● **EXERCISE GOAL**:
Reproduce all of the data exactly.

● **MATERIALS PROVIDED**:
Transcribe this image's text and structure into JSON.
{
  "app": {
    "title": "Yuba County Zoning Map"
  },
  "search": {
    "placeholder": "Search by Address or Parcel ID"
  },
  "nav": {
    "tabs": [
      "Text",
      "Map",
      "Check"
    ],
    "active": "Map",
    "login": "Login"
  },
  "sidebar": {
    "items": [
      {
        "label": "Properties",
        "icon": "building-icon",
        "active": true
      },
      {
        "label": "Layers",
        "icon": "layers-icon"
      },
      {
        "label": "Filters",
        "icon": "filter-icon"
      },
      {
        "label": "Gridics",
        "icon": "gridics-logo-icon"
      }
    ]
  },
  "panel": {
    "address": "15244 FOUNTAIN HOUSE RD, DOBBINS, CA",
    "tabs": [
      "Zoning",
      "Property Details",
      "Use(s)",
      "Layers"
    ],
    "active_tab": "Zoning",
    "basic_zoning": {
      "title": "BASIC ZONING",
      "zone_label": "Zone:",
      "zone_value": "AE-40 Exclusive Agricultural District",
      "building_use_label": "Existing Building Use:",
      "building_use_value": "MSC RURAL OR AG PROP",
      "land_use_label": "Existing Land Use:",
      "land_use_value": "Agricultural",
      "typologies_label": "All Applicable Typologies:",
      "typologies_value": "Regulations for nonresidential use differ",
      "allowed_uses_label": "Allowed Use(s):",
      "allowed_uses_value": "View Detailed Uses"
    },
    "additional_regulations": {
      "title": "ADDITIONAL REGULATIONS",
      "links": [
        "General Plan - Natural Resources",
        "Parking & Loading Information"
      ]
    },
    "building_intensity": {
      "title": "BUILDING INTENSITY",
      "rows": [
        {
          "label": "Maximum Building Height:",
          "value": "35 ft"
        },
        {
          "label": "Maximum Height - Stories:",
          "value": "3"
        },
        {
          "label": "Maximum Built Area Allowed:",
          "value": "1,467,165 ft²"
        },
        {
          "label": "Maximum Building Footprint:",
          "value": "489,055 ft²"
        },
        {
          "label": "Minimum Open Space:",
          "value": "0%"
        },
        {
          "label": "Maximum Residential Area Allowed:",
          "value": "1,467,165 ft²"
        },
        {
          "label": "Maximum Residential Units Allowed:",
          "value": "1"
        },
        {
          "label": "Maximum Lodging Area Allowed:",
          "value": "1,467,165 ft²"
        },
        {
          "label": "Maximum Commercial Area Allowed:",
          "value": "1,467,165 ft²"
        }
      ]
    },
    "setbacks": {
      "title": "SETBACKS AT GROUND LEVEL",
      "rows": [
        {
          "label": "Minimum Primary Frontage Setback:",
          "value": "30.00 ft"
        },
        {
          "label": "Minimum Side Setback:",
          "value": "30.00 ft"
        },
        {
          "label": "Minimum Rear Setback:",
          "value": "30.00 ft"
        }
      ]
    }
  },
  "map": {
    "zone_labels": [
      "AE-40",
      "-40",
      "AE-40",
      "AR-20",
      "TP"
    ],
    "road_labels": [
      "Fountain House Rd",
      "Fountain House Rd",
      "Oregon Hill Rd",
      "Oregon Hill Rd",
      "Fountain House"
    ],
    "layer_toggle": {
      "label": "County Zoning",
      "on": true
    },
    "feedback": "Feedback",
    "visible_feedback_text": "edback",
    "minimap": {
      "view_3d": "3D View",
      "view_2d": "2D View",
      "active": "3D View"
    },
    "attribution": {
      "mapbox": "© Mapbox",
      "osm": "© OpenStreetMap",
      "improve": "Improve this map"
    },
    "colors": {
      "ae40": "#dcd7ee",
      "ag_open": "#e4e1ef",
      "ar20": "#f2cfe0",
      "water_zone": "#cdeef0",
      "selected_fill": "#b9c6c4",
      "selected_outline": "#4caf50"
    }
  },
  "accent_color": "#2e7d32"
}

● **RESULT OF THE EXERCISE**:
Transcribe this image's text and structure into JSON.
{
  "app": {
    "title": "Yuba County Zoning Map"
  },
  "search": {
    "placeholder": "Search by Address or Parcel ID"
  },
  "nav": {
    "tabs": [
      "Text",
      "Map",
      "Check"
    ],
    "active": "Map",
    "login": "Login"
  },
  "sidebar": {
    "items": [
      {
        "label": "Properties",
        "icon": "building-icon",
        "active": true
      },
      {
        "label": "Layers",
        "icon": "layers-icon"
      },
      {
        "label": "Filters",
        "icon": "filter-icon"
      },
      {
        "label": "Gridics",
        "icon": "gridics-logo-icon"
      }
    ]
  },
  "panel": {
    "address": "15244 FOUNTAIN HOUSE RD, DOBBINS, CA",
    "tabs": [
      "Zoning",
      "Property Details",
      "Use(s)",
      "Layers"
    ],
    "active_tab": "Zoning",
    "basic_zoning": {
      "title": "BASIC ZONING",
      "zone_label": "Zone:",
      "zone_value": "AE-40 Exclusive Agricultural District",
      "building_use_label": "Existing Building Use:",
      "building_use_value": "MSC RURAL OR AG PROP",
      "land_use_label": "Existing Land Use:",
      "land_use_value": "Agricultural",
      "typologies_label": "All Applicable Typologies:",
      "typologies_value": "Regulations for nonresidential use differ",
      "allowed_uses_label": "Allowed Use(s):",
      "allowed_uses_value": "View Detailed Uses"
    },
    "additional_regulations": {
      "title": "ADDITIONAL REGULATIONS",
      "links": [
        "General Plan - Natural Resources",
        "Parking & Loading Information"
      ]
    },
    "building_intensity": {
      "title": "BUILDING INTENSITY",
      "rows": [
        {
          "label": "Maximum Building Height:",
          "value": "35 ft"
        },
        {
          "label": "Maximum Height - Stories:",
          "value": "3"
        },
        {
          "label": "Maximum Built Area Allowed:",
          "value": "1,467,165 ft²"
        },
        {
          "label": "Maximum Building Footprint:",
          "value": "489,055 ft²"
        },
        {
          "label": "Minimum Open Space:",
          "value": "0%"
        },
        {
          "label": "Maximum Residential Area Allowed:",
          "value": "1,467,165 ft²"
        },
        {
          "label": "Maximum Residential Units Allowed:",
          "value": "1"
        },
        {
          "label": "Maximum Lodging Area Allowed:",
          "value": "1,467,165 ft²"
        },
        {
          "label": "Maximum Commercial Area Allowed:",
          "value": "1,467,165 ft²"
        }
      ]
    },
    "setbacks": {
      "title": "SETBACKS AT GROUND LEVEL",
      "rows": [
        {
          "label": "Minimum Primary Frontage Setback:",
          "value": "30.00 ft"
        },
        {
          "label": "Minimum Side Setback:",
          "value": "30.00 ft"
        },
        {
          "label": "Minimum Rear Setback:",
          "value": "30.00 ft"
        }
      ]
    }
  },
  "map": {
    "zone_labels": [
      "AE-40",
      "-40",
      "AE-40",
      "AR-20",
      "TP"
    ],
    "road_labels": [
      "Fountain House Rd",
      "Fountain House Rd",
      "Oregon Hill Rd",
      "Oregon Hill Rd",
      "Fountain House"
    ],
    "layer_toggle": {
      "label": "County Zoning",
      "on": true
    },
    "feedback": "Feedback",
    "visible_feedback_text": "edback",
    "minimap": {
      "view_3d": "3D View",
      "view_2d": "2D View",
      "active": "3D View"
    },
    "attribution": {
      "mapbox": "© Mapbox",
      "osm": "© OpenStreetMap",
      "improve": "Improve this map"
    },
    "colors": {
      "ae40": "#dcd7ee",
      "ag_open": "#e4e1ef",
      "ar20": "#f2cfe0",
      "water_zone": "#cdeef0",
      "selected_fill": "#b9c6c4",
      "selected_outline": "#4caf50"
    }
  },
  "accent_color": "#2e7d32"
}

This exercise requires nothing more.